Your instructions >> Below, find each line holding "Орловской" and state how many there are, using the number alone.
----- Material for this task
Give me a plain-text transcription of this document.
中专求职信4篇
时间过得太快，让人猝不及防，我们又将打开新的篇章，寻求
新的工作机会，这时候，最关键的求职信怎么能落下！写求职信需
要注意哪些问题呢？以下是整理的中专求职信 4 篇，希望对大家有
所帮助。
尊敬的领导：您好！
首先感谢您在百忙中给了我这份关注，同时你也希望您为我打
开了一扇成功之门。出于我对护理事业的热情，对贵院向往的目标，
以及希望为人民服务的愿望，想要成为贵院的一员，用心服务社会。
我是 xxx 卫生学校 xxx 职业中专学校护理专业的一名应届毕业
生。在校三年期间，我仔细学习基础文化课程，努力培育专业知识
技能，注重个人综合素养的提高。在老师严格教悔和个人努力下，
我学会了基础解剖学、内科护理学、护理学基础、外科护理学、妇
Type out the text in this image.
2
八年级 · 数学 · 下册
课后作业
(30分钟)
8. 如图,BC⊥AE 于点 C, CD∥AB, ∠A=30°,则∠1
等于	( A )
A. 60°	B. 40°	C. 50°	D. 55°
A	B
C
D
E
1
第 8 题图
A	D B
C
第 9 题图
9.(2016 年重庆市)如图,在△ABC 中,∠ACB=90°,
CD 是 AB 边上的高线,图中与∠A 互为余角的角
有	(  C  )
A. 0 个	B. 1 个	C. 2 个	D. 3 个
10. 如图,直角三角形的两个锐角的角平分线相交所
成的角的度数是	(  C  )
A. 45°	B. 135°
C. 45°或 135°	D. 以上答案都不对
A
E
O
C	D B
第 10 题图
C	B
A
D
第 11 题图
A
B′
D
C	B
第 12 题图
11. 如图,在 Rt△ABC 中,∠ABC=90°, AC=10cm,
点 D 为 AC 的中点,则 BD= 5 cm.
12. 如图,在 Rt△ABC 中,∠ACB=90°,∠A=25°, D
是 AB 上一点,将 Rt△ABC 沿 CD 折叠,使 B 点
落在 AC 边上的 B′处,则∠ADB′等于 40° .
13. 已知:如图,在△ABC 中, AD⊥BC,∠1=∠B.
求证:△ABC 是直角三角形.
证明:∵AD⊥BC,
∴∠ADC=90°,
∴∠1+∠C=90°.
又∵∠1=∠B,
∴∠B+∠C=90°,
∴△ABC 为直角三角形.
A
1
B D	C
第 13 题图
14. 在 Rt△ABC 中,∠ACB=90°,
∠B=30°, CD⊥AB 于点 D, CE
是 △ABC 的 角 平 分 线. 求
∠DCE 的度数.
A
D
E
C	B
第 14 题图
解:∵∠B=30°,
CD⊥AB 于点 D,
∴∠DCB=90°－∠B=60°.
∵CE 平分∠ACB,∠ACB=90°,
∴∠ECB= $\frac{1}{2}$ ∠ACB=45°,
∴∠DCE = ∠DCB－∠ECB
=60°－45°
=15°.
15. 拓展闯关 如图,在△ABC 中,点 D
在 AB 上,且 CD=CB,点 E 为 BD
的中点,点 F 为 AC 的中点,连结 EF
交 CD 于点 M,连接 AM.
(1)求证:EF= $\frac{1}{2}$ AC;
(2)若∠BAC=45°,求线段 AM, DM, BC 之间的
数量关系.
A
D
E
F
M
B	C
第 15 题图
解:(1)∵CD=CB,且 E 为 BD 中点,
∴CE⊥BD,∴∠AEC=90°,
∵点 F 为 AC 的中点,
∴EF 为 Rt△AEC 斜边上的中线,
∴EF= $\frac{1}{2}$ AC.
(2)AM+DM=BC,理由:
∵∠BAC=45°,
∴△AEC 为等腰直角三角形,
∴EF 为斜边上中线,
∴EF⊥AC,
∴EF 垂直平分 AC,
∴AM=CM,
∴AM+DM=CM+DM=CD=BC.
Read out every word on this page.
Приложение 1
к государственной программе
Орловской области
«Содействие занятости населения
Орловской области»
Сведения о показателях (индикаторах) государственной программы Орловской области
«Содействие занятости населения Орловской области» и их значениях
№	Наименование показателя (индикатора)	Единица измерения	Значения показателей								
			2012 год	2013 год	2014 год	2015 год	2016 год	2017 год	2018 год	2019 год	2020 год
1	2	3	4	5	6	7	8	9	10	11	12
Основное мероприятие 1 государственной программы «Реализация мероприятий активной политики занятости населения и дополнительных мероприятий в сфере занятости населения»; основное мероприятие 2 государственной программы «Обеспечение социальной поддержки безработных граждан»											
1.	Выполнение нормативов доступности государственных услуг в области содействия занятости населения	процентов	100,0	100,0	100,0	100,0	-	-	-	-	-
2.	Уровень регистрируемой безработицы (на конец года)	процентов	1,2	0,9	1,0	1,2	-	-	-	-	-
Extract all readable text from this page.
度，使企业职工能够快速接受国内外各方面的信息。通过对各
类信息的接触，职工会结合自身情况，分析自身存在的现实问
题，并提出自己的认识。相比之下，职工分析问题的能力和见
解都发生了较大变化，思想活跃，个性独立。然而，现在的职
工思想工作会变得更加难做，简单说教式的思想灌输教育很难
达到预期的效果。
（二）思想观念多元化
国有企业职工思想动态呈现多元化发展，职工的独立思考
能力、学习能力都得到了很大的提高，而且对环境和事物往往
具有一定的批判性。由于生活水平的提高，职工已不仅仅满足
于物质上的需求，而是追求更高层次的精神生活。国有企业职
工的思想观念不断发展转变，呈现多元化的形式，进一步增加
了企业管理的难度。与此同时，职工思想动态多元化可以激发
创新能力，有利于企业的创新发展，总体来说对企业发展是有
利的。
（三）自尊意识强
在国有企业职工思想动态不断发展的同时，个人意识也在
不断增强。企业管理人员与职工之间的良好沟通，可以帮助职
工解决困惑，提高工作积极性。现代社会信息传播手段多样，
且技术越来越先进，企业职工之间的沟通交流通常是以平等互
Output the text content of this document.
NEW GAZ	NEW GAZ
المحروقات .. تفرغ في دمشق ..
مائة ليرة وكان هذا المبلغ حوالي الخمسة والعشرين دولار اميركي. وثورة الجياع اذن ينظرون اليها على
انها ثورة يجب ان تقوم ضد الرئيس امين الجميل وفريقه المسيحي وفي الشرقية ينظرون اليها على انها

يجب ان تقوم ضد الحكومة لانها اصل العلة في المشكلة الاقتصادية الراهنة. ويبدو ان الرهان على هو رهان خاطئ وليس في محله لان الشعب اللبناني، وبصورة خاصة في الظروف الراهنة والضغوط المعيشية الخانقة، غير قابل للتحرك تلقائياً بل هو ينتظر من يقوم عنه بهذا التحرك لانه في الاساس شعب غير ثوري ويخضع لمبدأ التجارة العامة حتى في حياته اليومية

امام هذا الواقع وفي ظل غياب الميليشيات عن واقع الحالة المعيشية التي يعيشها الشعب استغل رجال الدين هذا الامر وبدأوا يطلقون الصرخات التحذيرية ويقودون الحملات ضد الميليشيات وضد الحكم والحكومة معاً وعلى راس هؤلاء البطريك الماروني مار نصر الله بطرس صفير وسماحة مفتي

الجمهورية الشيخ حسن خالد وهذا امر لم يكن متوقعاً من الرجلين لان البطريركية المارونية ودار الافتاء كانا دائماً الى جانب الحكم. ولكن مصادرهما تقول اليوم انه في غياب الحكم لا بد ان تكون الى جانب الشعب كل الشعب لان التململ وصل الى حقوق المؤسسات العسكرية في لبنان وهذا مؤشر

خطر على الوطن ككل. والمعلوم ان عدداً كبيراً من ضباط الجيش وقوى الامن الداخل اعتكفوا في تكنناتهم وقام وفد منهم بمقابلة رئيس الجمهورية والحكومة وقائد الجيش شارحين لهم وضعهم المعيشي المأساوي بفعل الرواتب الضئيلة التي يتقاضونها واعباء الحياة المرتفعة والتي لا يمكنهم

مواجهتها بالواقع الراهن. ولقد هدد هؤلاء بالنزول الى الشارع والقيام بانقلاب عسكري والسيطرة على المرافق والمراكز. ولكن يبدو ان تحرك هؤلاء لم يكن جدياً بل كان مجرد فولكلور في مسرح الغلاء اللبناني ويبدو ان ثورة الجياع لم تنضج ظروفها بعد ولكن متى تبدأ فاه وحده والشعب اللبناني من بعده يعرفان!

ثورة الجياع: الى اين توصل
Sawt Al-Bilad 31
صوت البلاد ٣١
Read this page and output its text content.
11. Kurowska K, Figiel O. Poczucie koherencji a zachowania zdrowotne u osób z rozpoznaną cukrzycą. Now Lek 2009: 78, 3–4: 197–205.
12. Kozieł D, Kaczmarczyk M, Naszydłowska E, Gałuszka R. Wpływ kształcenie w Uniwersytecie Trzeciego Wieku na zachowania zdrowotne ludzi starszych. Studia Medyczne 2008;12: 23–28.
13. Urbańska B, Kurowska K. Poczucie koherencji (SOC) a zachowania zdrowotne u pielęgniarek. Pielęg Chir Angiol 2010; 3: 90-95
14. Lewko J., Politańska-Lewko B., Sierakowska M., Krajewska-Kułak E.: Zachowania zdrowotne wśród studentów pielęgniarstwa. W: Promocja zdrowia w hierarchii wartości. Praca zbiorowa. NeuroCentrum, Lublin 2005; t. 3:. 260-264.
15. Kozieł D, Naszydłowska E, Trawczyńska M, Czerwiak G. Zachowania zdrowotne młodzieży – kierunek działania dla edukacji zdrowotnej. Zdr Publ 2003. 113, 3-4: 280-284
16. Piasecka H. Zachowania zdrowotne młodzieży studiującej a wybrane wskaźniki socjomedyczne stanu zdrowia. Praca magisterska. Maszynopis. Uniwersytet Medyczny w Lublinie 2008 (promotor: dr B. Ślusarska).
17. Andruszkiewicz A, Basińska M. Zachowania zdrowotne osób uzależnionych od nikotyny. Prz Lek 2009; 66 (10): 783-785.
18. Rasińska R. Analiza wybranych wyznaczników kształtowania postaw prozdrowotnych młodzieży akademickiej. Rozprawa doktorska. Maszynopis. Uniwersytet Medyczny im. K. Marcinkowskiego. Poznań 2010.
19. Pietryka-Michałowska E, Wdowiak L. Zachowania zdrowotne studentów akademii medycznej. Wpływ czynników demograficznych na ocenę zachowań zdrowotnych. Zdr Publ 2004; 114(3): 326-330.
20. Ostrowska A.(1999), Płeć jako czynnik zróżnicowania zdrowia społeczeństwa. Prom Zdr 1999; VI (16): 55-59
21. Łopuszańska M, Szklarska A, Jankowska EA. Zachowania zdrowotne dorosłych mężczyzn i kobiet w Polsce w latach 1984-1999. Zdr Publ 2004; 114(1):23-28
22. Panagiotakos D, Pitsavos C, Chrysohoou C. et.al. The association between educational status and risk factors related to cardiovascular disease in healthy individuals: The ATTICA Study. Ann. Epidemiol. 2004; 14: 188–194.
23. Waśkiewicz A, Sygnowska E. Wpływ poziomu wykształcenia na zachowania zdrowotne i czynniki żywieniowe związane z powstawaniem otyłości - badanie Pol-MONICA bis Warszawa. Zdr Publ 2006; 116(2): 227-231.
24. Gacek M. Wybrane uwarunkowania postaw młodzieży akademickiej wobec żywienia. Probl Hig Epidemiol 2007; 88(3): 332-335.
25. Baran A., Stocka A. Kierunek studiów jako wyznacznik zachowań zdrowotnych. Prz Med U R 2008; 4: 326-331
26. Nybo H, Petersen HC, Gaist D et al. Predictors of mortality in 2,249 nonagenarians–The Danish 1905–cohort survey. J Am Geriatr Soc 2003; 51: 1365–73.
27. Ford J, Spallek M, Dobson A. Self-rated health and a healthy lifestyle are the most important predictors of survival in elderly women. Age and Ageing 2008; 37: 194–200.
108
----------
Task result >> 4